**Directions:**
How many lines of these entries hold the string "ΔMNP"? Answer with the number alone.

**Dataset content:**

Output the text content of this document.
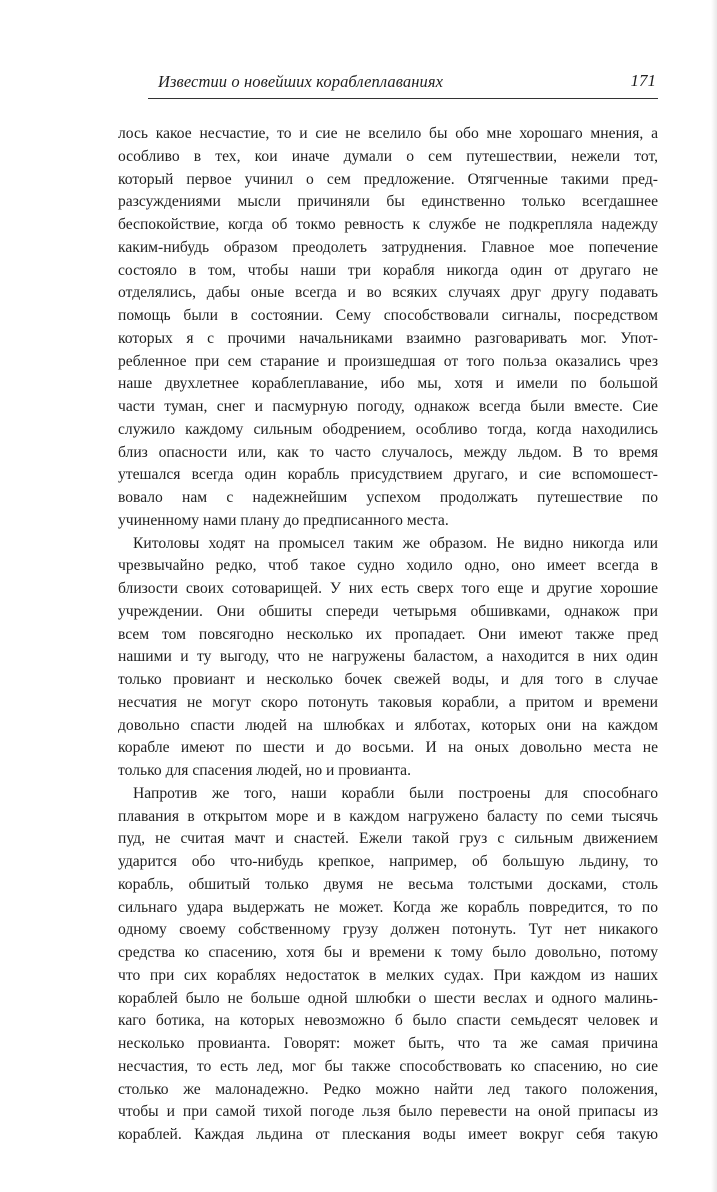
Известии о новейших кораблеплаваниях	171
лось какое несчастие, то и сие не вселило бы обо мне хорошаго мнения, а
особливо в тех, кои иначе думали о сем путешествии, нежели тот,
который первое учинил о сем предложение. Отягченные такими пред-
разсуждениями мысли причиняли бы единственно только всегдашнее
беспокойствие, когда об токмо ревность к службе не подкрепляла надежду
каким-нибудь образом преодолеть затруднения. Главное мое попечение
состояло в том, чтобы наши три корабля никогда один от другаго не
отделялись, дабы оные всегда и во всяких случаях друг другу подавать
помощь были в состоянии. Сему способствовали сигналы, посредством
которых я с прочими начальниками взаимно разговаривать мог. Упот-
ребленное при сем старание и произшедшая от того польза оказались чрез
наше двухлетнее кораблеплавание, ибо мы, хотя и имели по большой
части туман, снег и пасмурную погоду, однакож всегда были вместе. Сие
служило каждому сильным ободрением, особливо тогда, когда находились
близ опасности или, как то часто случалось, между льдом. В то время
утешался всегда один корабль присудствием другаго, и сие вспомошест-
вовало нам с надежнейшим успехом продолжать путешествие по
учиненному нами плану до предписанного места.
Китоловы ходят на промысел таким же образом. Не видно никогда или
чрезвычайно редко, чтоб такое судно ходило одно, оно имеет всегда в
близости своих сотоварищей. У них есть сверх того еще и другие хорошие
учреждении. Они обшиты спереди четырьмя обшивками, однакож при
всем том повсягодно несколько их пропадает. Они имеют также пред
нашими и ту выгоду, что не нагружены баластом, а находится в них один
только провиант и несколько бочек свежей воды, и для того в случае
несчатия не могут скоро потонуть таковыя корабли, а притом и времени
довольно спасти людей на шлюбках и ялботах, которых они на каждом
корабле имеют по шести и до восьми. И на оных довольно места не
только для спасения людей, но и провианта.
Напротив же того, наши корабли были построены для способнаго
плавания в открытом море и в каждом нагружено баласту по семи тысячь
пуд, не считая мачт и снастей. Ежели такой груз с сильным движением
ударится обо что-нибудь крепкое, например, об большую льдину, то
корабль, обшитый только двумя не весьма толстыми досками, столь
сильнаго удара выдержать не может. Когда же корабль повредится, то по
одному своему собственному грузу должен потонуть. Тут нет никакого
средства ко спасению, хотя бы и времени к тому было довольно, потому
что при сих кораблях недостаток в мелких судах. При каждом из наших
кораблей было не больше одной шлюбки о шести веслах и одного малинь-
каго ботика, на которых невозможно б было спасти семьдесят человек и
несколько провианта. Говорят: может быть, что та же самая причина
несчастия, то есть лед, мог бы также способствовать ко спасению, но сие
столько же малонадежно. Редко можно найти лед такого положения,
чтобы и при самой тихой погоде льзя было перевести на оной припасы из
кораблей. Каждая льдина от плескания воды имеет вокруг себя такую
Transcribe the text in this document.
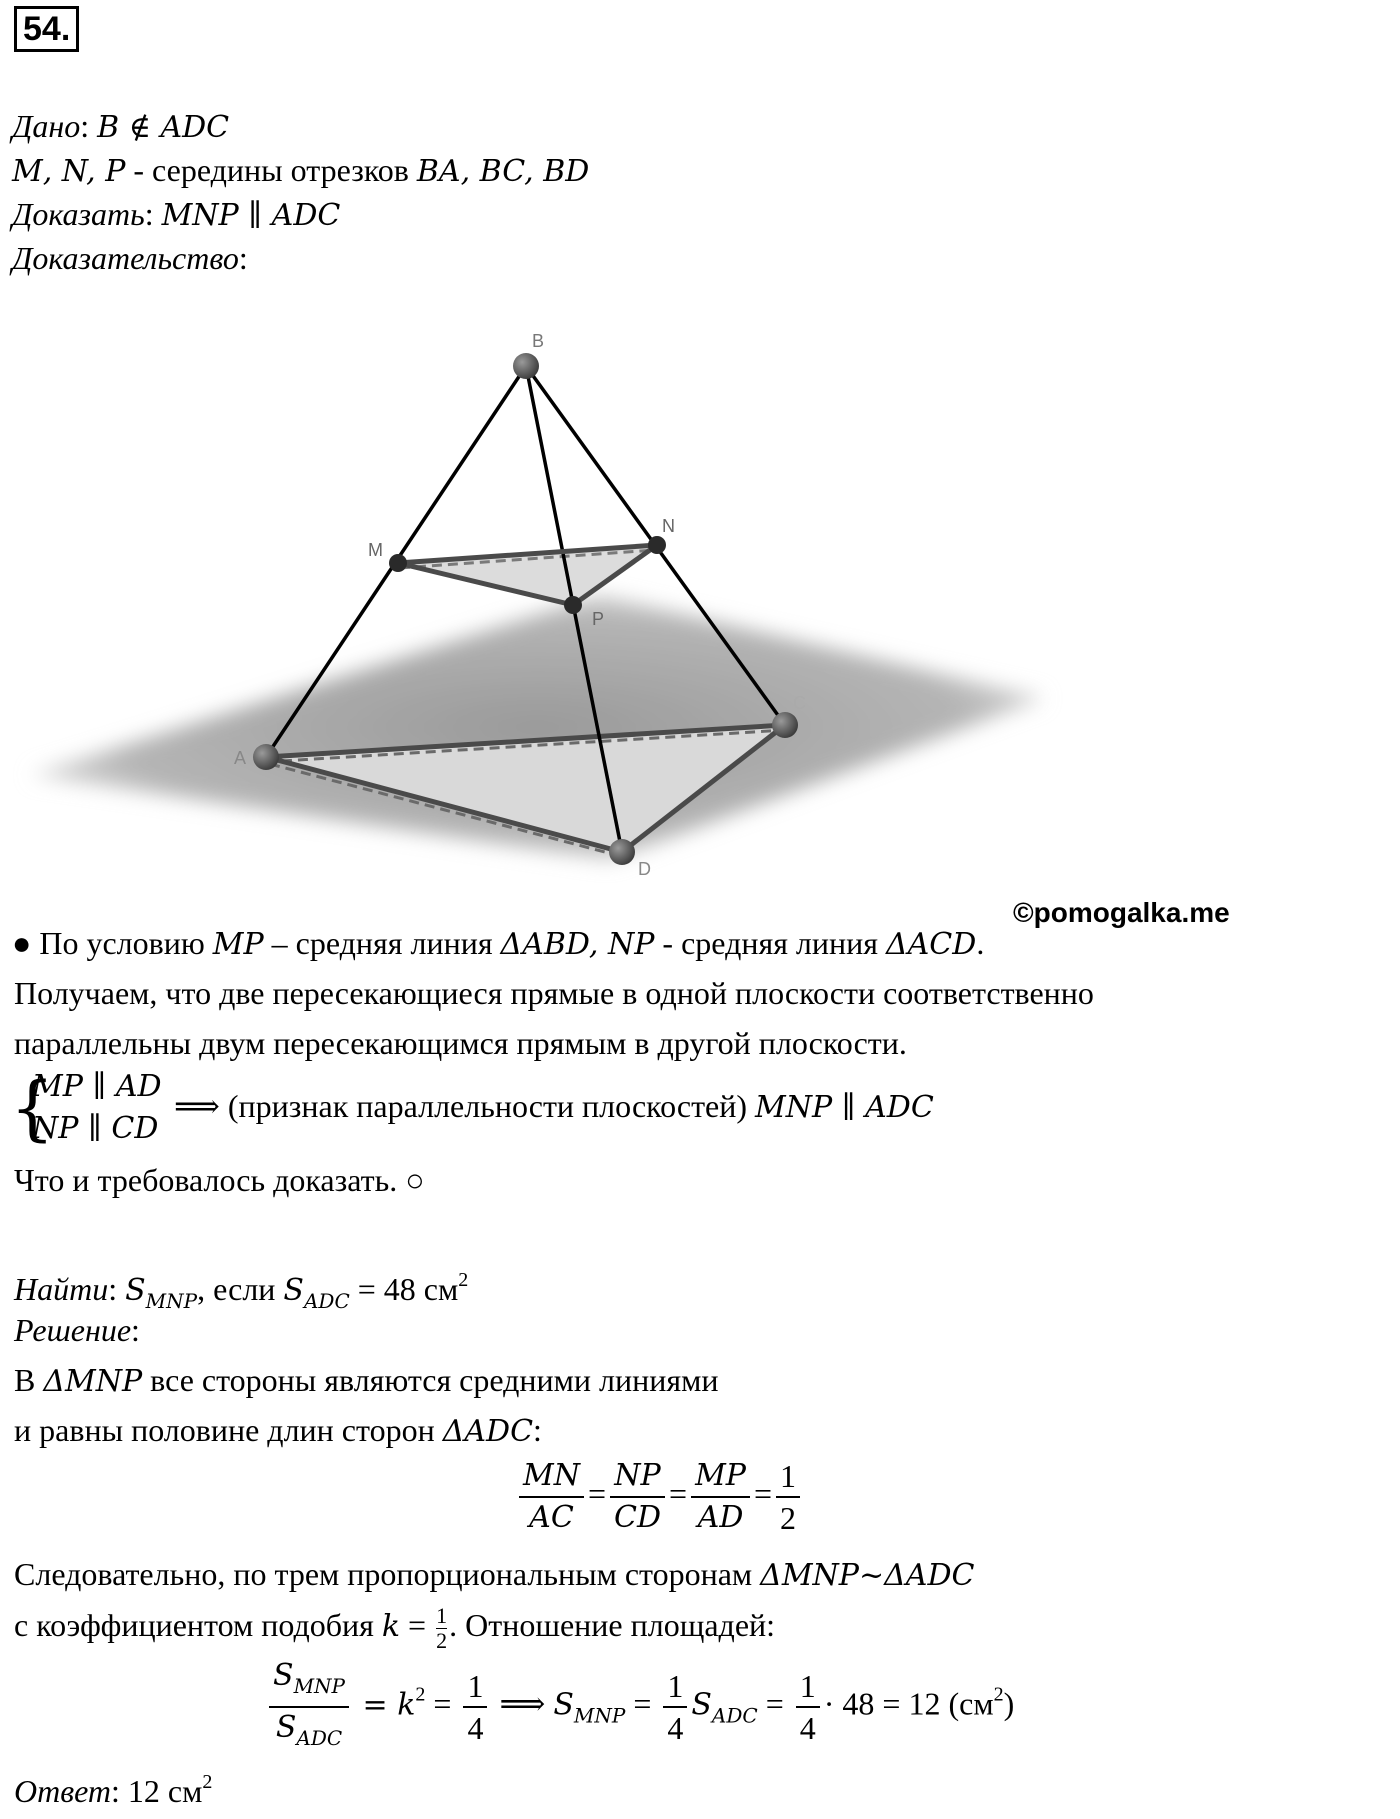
54.
Дано: B ∉ ADC
M, N, P - середины отрезков BA, BC, BD
Доказать: MNP ∥ ADC
Доказательство:
B
M
N
P
A
C
D
©pomogalka.me
● По условию MP – средняя линия ΔABD, NP - средняя линия ΔACD.
Получаем, что две пересекающиеся прямые в одной плоскости соответственно
параллельны двум пересекающимся прямым в другой плоскости.
{
MP ∥ AD
NP ∥ CD
⟹ (признак параллельности плоскостей) MNP ∥ ADC
Что и требовалось доказать. ○
Найти: $S_{MNP}$, если $S_{ADC} = 48$ $см^2$
Решение:
В ΔMNP все стороны являются средними линиями
и равны половине длин сторон ΔADC:
$\frac{MN}{AC} = \frac{NP}{CD} = \frac{MP}{AD} = \frac{1}{2}$
Следовательно, по трем пропорциональным сторонам ΔMNP~ΔADC
с коэффициентом подобия $k = \frac{1}{2}$ . Отношение площадей:
$\frac{S_{MNP}}{S_{ADC}} = k^2 = \frac{1}{4}$ ⟹ $S_{MNP} = \frac{1}{4} S_{ADC} = \frac{1}{4} \cdot 48 = 12$ $(см^2)$
Ответ: 12 $см^2$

**Response to this task:**
2